» **Extracted records**
━━━━━━━━━━━━━━━━
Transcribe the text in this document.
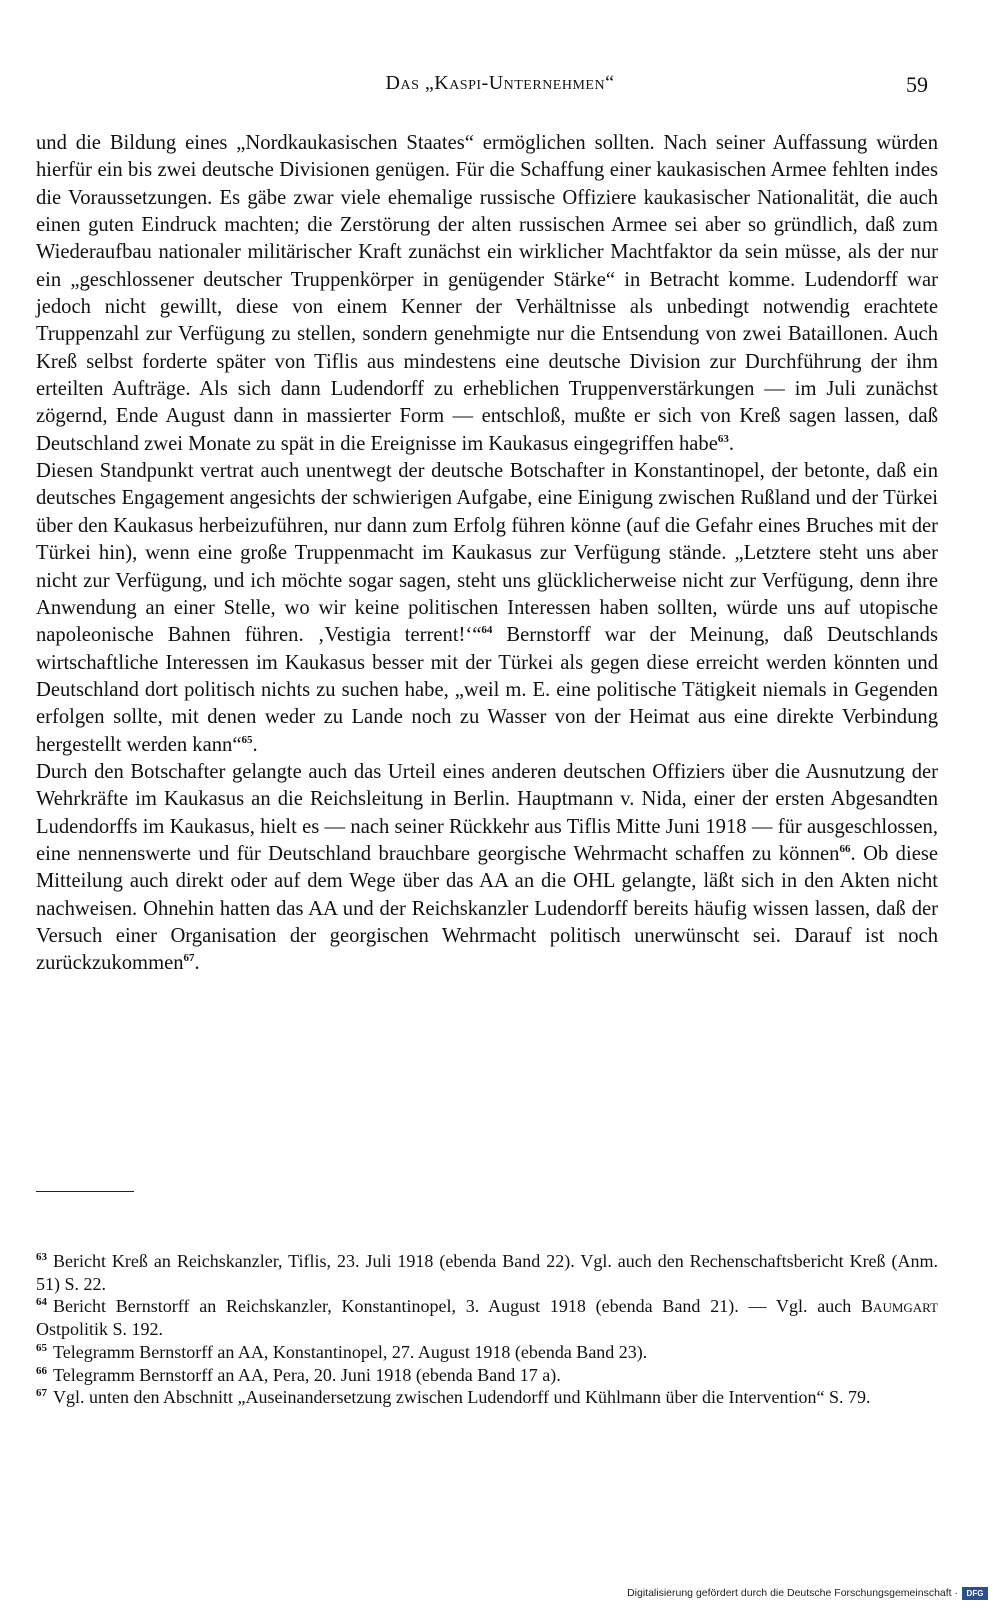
Das „Kaspi-Unternehmen“	59

und die Bildung eines „Nordkaukasischen Staates“ ermöglichen sollten. Nach seiner Auffassung würden hierfür ein bis zwei deutsche Divisionen genügen. Für die Schaffung einer kaukasischen Armee fehlten indes die Voraussetzungen. Es gäbe zwar viele ehemalige russische Offiziere kaukasischer Nationalität, die auch einen guten Eindruck machten; die Zerstörung der alten russischen Armee sei aber so gründlich, daß zum Wiederaufbau nationaler militärischer Kraft zunächst ein wirklicher Machtfaktor da sein müsse, als der nur ein „geschlossener deutscher Truppenkörper in genügender Stärke“ in Betracht komme. Ludendorff war jedoch nicht gewillt, diese von einem Kenner der Verhältnisse als unbedingt notwendig erachtete Truppenzahl zur Verfügung zu stellen, sondern genehmigte nur die Entsendung von zwei Bataillonen. Auch Kreß selbst forderte später von Tiflis aus mindestens eine deutsche Division zur Durchführung der ihm erteilten Aufträge. Als sich dann Ludendorff zu erheblichen Truppenverstärkungen — im Juli zunächst zögernd, Ende August dann in massierter Form — entschloß, mußte er sich von Kreß sagen lassen, daß Deutschland zwei Monate zu spät in die Ereignisse im Kaukasus eingegriffen habe$^{63}$.

Diesen Standpunkt vertrat auch unentwegt der deutsche Botschafter in Konstantinopel, der betonte, daß ein deutsches Engagement angesichts der schwierigen Aufgabe, eine Einigung zwischen Rußland und der Türkei über den Kaukasus herbeizuführen, nur dann zum Erfolg führen könne (auf die Gefahr eines Bruches mit der Türkei hin), wenn eine große Truppenmacht im Kaukasus zur Verfügung stände. „Letztere steht uns aber nicht zur Verfügung, und ich möchte sogar sagen, steht uns glücklicherweise nicht zur Verfügung, denn ihre Anwendung an einer Stelle, wo wir keine politischen Interessen haben sollten, würde uns auf utopische napoleonische Bahnen führen. ‚Vestigia terrent!‘“$^{64}$ Bernstorff war der Meinung, daß Deutschlands wirtschaftliche Interessen im Kaukasus besser mit der Türkei als gegen diese erreicht werden könnten und Deutschland dort politisch nichts zu suchen habe, „weil m. E. eine politische Tätigkeit niemals in Gegenden erfolgen sollte, mit denen weder zu Lande noch zu Wasser von der Heimat aus eine direkte Verbindung hergestellt werden kann“$^{65}$.

Durch den Botschafter gelangte auch das Urteil eines anderen deutschen Offiziers über die Ausnutzung der Wehrkräfte im Kaukasus an die Reichsleitung in Berlin. Hauptmann v. Nida, einer der ersten Abgesandten Ludendorffs im Kaukasus, hielt es — nach seiner Rückkehr aus Tiflis Mitte Juni 1918 — für ausgeschlossen, eine nennenswerte und für Deutschland brauchbare georgische Wehrmacht schaffen zu können$^{66}$. Ob diese Mitteilung auch direkt oder auf dem Wege über das AA an die OHL gelangte, läßt sich in den Akten nicht nachweisen. Ohnehin hatten das AA und der Reichskanzler Ludendorff bereits häufig wissen lassen, daß der Versuch einer Organisation der georgischen Wehrmacht politisch unerwünscht sei. Darauf ist noch zurückzukommen$^{67}$.

$^{63}$ Bericht Kreß an Reichskanzler, Tiflis, 23. Juli 1918 (ebenda Band 22). Vgl. auch den Rechenschaftsbericht Kreß (Anm. 51) S. 22.
$^{64}$ Bericht Bernstorff an Reichskanzler, Konstantinopel, 3. August 1918 (ebenda Band 21). — Vgl. auch Baumgart Ostpolitik S. 192.
$^{65}$ Telegramm Bernstorff an AA, Konstantinopel, 27. August 1918 (ebenda Band 23).
$^{66}$ Telegramm Bernstorff an AA, Pera, 20. Juni 1918 (ebenda Band 17 a).
$^{67}$ Vgl. unten den Abschnitt „Auseinandersetzung zwischen Ludendorff und Kühlmann über die Intervention“ S. 79.
Digitalisierung gefördert durch die Deutsche Forschungsgemeinschaft ·	DFG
━━━━━━━━━━━━━━━━
» **Aim of the task**
Restate each of the entries above word for word and skip every image.

» **Response to this task**
Transcribe the text in this document.
Das „Kaspi-Unternehmen“	59

und die Bildung eines „Nordkaukasischen Staates“ ermöglichen sollten. Nach seiner Auffassung würden hierfür ein bis zwei deutsche Divisionen genügen. Für die Schaffung einer kaukasischen Armee fehlten indes die Voraussetzungen. Es gäbe zwar viele ehemalige russische Offiziere kaukasischer Nationalität, die auch einen guten Eindruck machten; die Zerstörung der alten russischen Armee sei aber so gründlich, daß zum Wiederaufbau nationaler militärischer Kraft zunächst ein wirklicher Machtfaktor da sein müsse, als der nur ein „geschlossener deutscher Truppenkörper in genügender Stärke“ in Betracht komme. Ludendorff war jedoch nicht gewillt, diese von einem Kenner der Verhältnisse als unbedingt notwendig erachtete Truppenzahl zur Verfügung zu stellen, sondern genehmigte nur die Entsendung von zwei Bataillonen. Auch Kreß selbst forderte später von Tiflis aus mindestens eine deutsche Division zur Durchführung der ihm erteilten Aufträge. Als sich dann Ludendorff zu erheblichen Truppenverstärkungen — im Juli zunächst zögernd, Ende August dann in massierter Form — entschloß, mußte er sich von Kreß sagen lassen, daß Deutschland zwei Monate zu spät in die Ereignisse im Kaukasus eingegriffen habe$^{63}$.

Diesen Standpunkt vertrat auch unentwegt der deutsche Botschafter in Konstantinopel, der betonte, daß ein deutsches Engagement angesichts der schwierigen Aufgabe, eine Einigung zwischen Rußland und der Türkei über den Kaukasus herbeizuführen, nur dann zum Erfolg führen könne (auf die Gefahr eines Bruches mit der Türkei hin), wenn eine große Truppenmacht im Kaukasus zur Verfügung stände. „Letztere steht uns aber nicht zur Verfügung, und ich möchte sogar sagen, steht uns glücklicherweise nicht zur Verfügung, denn ihre Anwendung an einer Stelle, wo wir keine politischen Interessen haben sollten, würde uns auf utopische napoleonische Bahnen führen. ‚Vestigia terrent!‘“$^{64}$ Bernstorff war der Meinung, daß Deutschlands wirtschaftliche Interessen im Kaukasus besser mit der Türkei als gegen diese erreicht werden könnten und Deutschland dort politisch nichts zu suchen habe, „weil m. E. eine politische Tätigkeit niemals in Gegenden erfolgen sollte, mit denen weder zu Lande noch zu Wasser von der Heimat aus eine direkte Verbindung hergestellt werden kann“$^{65}$.

Durch den Botschafter gelangte auch das Urteil eines anderen deutschen Offiziers über die Ausnutzung der Wehrkräfte im Kaukasus an die Reichsleitung in Berlin. Hauptmann v. Nida, einer der ersten Abgesandten Ludendorffs im Kaukasus, hielt es — nach seiner Rückkehr aus Tiflis Mitte Juni 1918 — für ausgeschlossen, eine nennenswerte und für Deutschland brauchbare georgische Wehrmacht schaffen zu können$^{66}$. Ob diese Mitteilung auch direkt oder auf dem Wege über das AA an die OHL gelangte, läßt sich in den Akten nicht nachweisen. Ohnehin hatten das AA und der Reichskanzler Ludendorff bereits häufig wissen lassen, daß der Versuch einer Organisation der georgischen Wehrmacht politisch unerwünscht sei. Darauf ist noch zurückzukommen$^{67}$.

$^{63}$ Bericht Kreß an Reichskanzler, Tiflis, 23. Juli 1918 (ebenda Band 22). Vgl. auch den Rechenschaftsbericht Kreß (Anm. 51) S. 22.
$^{64}$ Bericht Bernstorff an Reichskanzler, Konstantinopel, 3. August 1918 (ebenda Band 21). — Vgl. auch Baumgart Ostpolitik S. 192.
$^{65}$ Telegramm Bernstorff an AA, Konstantinopel, 27. August 1918 (ebenda Band 23).
$^{66}$ Telegramm Bernstorff an AA, Pera, 20. Juni 1918 (ebenda Band 17 a).
$^{67}$ Vgl. unten den Abschnitt „Auseinandersetzung zwischen Ludendorff und Kühlmann über die Intervention“ S. 79.
Digitalisierung gefördert durch die Deutsche Forschungsgemeinschaft ·	DFG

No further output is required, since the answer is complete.